WHAT IS ASKED: Copy out each line of the listing that has the word "badge" in it.

DATA FOR THE TASK:
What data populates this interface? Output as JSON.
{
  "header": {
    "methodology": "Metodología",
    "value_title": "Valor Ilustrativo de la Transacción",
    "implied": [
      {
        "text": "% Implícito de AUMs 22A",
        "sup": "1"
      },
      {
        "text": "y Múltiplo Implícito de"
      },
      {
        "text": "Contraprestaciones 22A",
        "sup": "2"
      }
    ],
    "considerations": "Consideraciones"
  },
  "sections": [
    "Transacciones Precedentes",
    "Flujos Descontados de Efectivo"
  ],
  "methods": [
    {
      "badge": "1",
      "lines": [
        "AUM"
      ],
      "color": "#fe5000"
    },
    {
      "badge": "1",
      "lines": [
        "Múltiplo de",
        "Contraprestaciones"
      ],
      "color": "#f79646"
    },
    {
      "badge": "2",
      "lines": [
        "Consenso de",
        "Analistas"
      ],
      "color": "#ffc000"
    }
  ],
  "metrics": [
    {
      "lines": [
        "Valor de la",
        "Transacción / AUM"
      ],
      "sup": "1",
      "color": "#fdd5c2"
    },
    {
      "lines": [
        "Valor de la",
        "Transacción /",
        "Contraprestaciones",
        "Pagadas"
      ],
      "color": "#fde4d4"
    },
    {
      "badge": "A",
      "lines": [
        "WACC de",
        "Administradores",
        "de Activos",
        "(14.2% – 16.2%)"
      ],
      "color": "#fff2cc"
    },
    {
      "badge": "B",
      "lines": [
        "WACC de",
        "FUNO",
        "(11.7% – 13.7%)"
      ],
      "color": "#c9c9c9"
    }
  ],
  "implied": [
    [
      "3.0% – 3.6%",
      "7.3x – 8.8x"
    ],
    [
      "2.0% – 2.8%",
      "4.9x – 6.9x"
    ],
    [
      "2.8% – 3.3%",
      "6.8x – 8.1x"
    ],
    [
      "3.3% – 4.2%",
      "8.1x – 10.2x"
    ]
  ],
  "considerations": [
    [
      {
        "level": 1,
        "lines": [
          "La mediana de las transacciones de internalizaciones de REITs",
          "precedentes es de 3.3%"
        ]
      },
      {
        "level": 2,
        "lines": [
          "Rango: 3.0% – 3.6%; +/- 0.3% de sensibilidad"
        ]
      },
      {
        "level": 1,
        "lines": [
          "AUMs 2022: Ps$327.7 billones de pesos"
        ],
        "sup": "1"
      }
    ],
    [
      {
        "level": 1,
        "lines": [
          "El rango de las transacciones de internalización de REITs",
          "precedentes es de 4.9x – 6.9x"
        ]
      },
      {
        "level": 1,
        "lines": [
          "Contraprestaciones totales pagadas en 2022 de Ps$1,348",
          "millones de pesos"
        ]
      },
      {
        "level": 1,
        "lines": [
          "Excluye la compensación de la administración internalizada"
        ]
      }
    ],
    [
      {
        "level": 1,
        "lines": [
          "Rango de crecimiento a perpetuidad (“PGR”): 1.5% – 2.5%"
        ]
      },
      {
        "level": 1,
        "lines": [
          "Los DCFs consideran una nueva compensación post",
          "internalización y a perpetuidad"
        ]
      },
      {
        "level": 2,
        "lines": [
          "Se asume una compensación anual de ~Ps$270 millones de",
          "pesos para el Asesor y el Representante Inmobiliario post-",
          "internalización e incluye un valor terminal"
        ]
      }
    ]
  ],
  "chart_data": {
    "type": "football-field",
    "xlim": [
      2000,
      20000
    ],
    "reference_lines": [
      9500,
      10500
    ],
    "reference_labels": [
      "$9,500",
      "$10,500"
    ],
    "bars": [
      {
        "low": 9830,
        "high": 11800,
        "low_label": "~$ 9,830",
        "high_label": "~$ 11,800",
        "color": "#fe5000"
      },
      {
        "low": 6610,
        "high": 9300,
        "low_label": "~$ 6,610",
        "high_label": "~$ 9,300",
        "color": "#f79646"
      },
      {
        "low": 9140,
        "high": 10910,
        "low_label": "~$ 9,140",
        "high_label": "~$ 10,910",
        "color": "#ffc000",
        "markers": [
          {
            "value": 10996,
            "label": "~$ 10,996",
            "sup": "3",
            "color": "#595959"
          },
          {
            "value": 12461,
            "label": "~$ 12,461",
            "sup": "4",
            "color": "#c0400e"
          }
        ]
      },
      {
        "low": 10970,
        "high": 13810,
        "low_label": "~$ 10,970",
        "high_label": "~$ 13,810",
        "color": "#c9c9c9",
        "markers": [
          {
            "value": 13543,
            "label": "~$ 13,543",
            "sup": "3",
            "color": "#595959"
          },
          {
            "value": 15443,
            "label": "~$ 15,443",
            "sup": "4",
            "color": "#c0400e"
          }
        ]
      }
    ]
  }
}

THE SOLUTION:
      "badge": "1",
      "badge": "1",
      "badge": "2",
      "badge": "A",
      "badge": "B",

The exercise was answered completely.